# Start of RECORD EXTRACTS

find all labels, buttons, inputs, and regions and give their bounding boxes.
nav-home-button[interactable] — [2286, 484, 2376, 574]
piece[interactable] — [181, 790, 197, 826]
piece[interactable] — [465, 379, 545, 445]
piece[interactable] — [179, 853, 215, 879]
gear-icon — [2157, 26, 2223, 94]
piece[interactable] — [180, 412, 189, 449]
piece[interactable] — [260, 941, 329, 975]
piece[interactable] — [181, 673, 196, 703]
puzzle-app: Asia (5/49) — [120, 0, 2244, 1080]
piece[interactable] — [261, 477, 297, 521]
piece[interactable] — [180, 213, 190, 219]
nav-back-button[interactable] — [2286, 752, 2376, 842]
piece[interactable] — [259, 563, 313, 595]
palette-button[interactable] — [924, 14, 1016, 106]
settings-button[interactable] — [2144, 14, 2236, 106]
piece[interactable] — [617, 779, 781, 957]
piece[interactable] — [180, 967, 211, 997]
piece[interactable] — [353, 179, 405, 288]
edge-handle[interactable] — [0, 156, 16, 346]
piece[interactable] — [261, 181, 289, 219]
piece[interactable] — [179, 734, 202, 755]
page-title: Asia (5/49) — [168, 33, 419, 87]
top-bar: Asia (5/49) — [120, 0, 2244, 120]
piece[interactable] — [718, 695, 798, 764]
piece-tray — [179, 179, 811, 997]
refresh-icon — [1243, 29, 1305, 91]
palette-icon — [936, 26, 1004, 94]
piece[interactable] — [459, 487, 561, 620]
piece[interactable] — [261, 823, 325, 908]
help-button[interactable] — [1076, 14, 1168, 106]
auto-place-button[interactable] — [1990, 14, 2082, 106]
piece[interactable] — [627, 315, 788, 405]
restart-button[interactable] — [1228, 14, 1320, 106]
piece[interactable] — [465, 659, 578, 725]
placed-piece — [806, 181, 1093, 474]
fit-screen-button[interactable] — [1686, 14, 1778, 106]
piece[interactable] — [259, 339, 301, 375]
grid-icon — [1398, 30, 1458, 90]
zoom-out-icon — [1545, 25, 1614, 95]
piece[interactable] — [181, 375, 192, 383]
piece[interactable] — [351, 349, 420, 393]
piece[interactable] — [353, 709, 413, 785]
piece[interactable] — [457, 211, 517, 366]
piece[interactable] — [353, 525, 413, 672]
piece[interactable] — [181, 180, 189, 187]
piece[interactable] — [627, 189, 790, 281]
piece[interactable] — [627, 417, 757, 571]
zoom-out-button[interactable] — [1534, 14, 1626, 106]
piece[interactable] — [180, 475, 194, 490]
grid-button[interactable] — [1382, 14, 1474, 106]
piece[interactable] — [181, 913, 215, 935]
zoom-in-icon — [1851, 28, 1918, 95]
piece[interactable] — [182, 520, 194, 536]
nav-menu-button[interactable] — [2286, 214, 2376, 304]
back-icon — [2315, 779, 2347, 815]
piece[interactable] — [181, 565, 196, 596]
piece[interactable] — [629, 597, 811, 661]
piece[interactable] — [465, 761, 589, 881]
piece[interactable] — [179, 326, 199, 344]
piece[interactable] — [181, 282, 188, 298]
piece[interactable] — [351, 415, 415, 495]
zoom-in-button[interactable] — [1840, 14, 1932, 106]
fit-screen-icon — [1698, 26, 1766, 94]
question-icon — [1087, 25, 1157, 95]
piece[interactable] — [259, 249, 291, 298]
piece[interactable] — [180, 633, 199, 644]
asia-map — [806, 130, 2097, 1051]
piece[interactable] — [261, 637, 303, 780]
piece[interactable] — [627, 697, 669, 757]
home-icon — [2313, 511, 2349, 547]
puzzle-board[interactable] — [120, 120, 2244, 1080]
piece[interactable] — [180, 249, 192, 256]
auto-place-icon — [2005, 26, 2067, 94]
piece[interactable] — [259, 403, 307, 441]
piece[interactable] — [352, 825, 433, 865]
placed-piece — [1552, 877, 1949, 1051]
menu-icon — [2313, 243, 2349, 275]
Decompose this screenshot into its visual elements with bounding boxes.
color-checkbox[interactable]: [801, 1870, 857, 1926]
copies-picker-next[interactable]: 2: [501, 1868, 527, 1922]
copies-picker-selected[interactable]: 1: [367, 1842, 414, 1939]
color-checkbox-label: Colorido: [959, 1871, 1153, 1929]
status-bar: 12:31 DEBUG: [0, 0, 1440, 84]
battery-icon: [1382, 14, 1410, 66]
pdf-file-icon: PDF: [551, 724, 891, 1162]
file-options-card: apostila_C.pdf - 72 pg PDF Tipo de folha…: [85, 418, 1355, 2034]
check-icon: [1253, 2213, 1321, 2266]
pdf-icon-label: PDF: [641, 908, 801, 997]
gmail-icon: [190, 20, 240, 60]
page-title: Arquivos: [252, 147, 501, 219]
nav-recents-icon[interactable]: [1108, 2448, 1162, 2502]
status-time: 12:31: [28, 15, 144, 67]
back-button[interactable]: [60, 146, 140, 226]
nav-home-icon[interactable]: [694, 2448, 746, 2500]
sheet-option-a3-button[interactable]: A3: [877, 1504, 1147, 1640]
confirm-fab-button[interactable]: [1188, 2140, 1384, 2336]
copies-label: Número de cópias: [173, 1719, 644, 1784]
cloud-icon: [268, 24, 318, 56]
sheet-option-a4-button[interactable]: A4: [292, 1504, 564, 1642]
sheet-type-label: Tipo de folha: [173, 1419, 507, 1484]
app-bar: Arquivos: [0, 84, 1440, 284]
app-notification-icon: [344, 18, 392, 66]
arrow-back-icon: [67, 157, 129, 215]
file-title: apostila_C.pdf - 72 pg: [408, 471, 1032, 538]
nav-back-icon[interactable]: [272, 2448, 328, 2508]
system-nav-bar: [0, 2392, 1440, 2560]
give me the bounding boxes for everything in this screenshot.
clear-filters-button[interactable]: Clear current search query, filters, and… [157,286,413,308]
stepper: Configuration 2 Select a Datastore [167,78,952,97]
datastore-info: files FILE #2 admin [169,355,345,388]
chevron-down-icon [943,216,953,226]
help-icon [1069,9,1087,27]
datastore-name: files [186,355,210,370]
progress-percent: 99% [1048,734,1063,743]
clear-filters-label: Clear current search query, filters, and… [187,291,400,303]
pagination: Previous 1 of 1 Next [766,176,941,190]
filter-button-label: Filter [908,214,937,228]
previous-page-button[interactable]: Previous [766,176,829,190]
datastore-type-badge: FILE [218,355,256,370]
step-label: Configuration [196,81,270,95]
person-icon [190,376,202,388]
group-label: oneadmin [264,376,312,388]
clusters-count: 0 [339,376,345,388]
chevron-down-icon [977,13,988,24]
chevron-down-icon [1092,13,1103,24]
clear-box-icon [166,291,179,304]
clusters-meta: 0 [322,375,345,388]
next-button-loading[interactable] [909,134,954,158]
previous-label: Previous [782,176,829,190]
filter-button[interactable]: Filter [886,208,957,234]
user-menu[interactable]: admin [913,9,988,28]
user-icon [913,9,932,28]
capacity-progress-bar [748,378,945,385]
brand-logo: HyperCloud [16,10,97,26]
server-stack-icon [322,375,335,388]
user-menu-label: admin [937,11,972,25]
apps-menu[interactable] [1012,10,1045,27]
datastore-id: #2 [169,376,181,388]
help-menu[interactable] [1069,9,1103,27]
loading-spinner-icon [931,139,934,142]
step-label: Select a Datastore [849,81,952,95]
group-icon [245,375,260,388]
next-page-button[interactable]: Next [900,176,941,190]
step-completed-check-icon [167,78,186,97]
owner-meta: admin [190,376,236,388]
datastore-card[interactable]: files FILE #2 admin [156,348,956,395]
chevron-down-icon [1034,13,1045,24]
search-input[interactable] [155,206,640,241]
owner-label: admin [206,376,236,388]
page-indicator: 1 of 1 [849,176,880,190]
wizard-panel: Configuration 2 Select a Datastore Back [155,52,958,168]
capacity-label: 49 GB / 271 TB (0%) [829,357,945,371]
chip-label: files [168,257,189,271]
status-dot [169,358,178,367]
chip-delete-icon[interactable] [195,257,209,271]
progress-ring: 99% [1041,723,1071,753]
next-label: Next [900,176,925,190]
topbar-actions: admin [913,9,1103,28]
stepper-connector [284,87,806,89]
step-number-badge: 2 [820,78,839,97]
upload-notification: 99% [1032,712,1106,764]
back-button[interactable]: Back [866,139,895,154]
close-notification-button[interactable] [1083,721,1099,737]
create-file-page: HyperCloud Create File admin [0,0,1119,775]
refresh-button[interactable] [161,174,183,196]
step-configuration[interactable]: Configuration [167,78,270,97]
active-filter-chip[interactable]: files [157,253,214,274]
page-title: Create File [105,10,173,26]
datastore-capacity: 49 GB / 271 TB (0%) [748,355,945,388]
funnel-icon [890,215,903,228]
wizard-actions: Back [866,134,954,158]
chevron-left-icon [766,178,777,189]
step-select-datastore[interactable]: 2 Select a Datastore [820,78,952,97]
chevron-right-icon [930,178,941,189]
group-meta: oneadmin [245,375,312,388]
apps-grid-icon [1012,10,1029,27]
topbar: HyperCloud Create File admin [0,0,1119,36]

# End of RECORD EXTRACTS

● **WHAT IS ASKED**:
Set down the lines from the start of the records through the line containing "piece[interactable] — [181, 913, 215, 935]", both ends included.

● **FULL OUTPUT**:
find all labels, buttons, inputs, and regions and give their bounding boxes.
nav-home-button[interactable] — [2286, 484, 2376, 574]
piece[interactable] — [181, 790, 197, 826]
piece[interactable] — [465, 379, 545, 445]
piece[interactable] — [179, 853, 215, 879]
gear-icon — [2157, 26, 2223, 94]
piece[interactable] — [180, 412, 189, 449]
piece[interactable] — [260, 941, 329, 975]
piece[interactable] — [181, 673, 196, 703]
puzzle-app: Asia (5/49) — [120, 0, 2244, 1080]
piece[interactable] — [261, 477, 297, 521]
piece[interactable] — [180, 213, 190, 219]
nav-back-button[interactable] — [2286, 752, 2376, 842]
piece[interactable] — [259, 563, 313, 595]
palette-button[interactable] — [924, 14, 1016, 106]
settings-button[interactable] — [2144, 14, 2236, 106]
piece[interactable] — [617, 779, 781, 957]
piece[interactable] — [180, 967, 211, 997]
piece[interactable] — [353, 179, 405, 288]
edge-handle[interactable] — [0, 156, 16, 346]
piece[interactable] — [261, 181, 289, 219]
piece[interactable] — [179, 734, 202, 755]
page-title: Asia (5/49) — [168, 33, 419, 87]
top-bar: Asia (5/49) — [120, 0, 2244, 120]
piece[interactable] — [718, 695, 798, 764]
piece-tray — [179, 179, 811, 997]
refresh-icon — [1243, 29, 1305, 91]
palette-icon — [936, 26, 1004, 94]
piece[interactable] — [459, 487, 561, 620]
piece[interactable] — [261, 823, 325, 908]
help-button[interactable] — [1076, 14, 1168, 106]
auto-place-button[interactable] — [1990, 14, 2082, 106]
piece[interactable] — [627, 315, 788, 405]
restart-button[interactable] — [1228, 14, 1320, 106]
piece[interactable] — [465, 659, 578, 725]
placed-piece — [806, 181, 1093, 474]
fit-screen-button[interactable] — [1686, 14, 1778, 106]
piece[interactable] — [259, 339, 301, 375]
grid-icon — [1398, 30, 1458, 90]
zoom-out-icon — [1545, 25, 1614, 95]
piece[interactable] — [181, 375, 192, 383]
piece[interactable] — [351, 349, 420, 393]
piece[interactable] — [353, 709, 413, 785]
piece[interactable] — [457, 211, 517, 366]
piece[interactable] — [353, 525, 413, 672]
piece[interactable] — [181, 180, 189, 187]
piece[interactable] — [627, 189, 790, 281]
piece[interactable] — [627, 417, 757, 571]
zoom-out-button[interactable] — [1534, 14, 1626, 106]
piece[interactable] — [180, 475, 194, 490]
grid-button[interactable] — [1382, 14, 1474, 106]
piece[interactable] — [181, 913, 215, 935]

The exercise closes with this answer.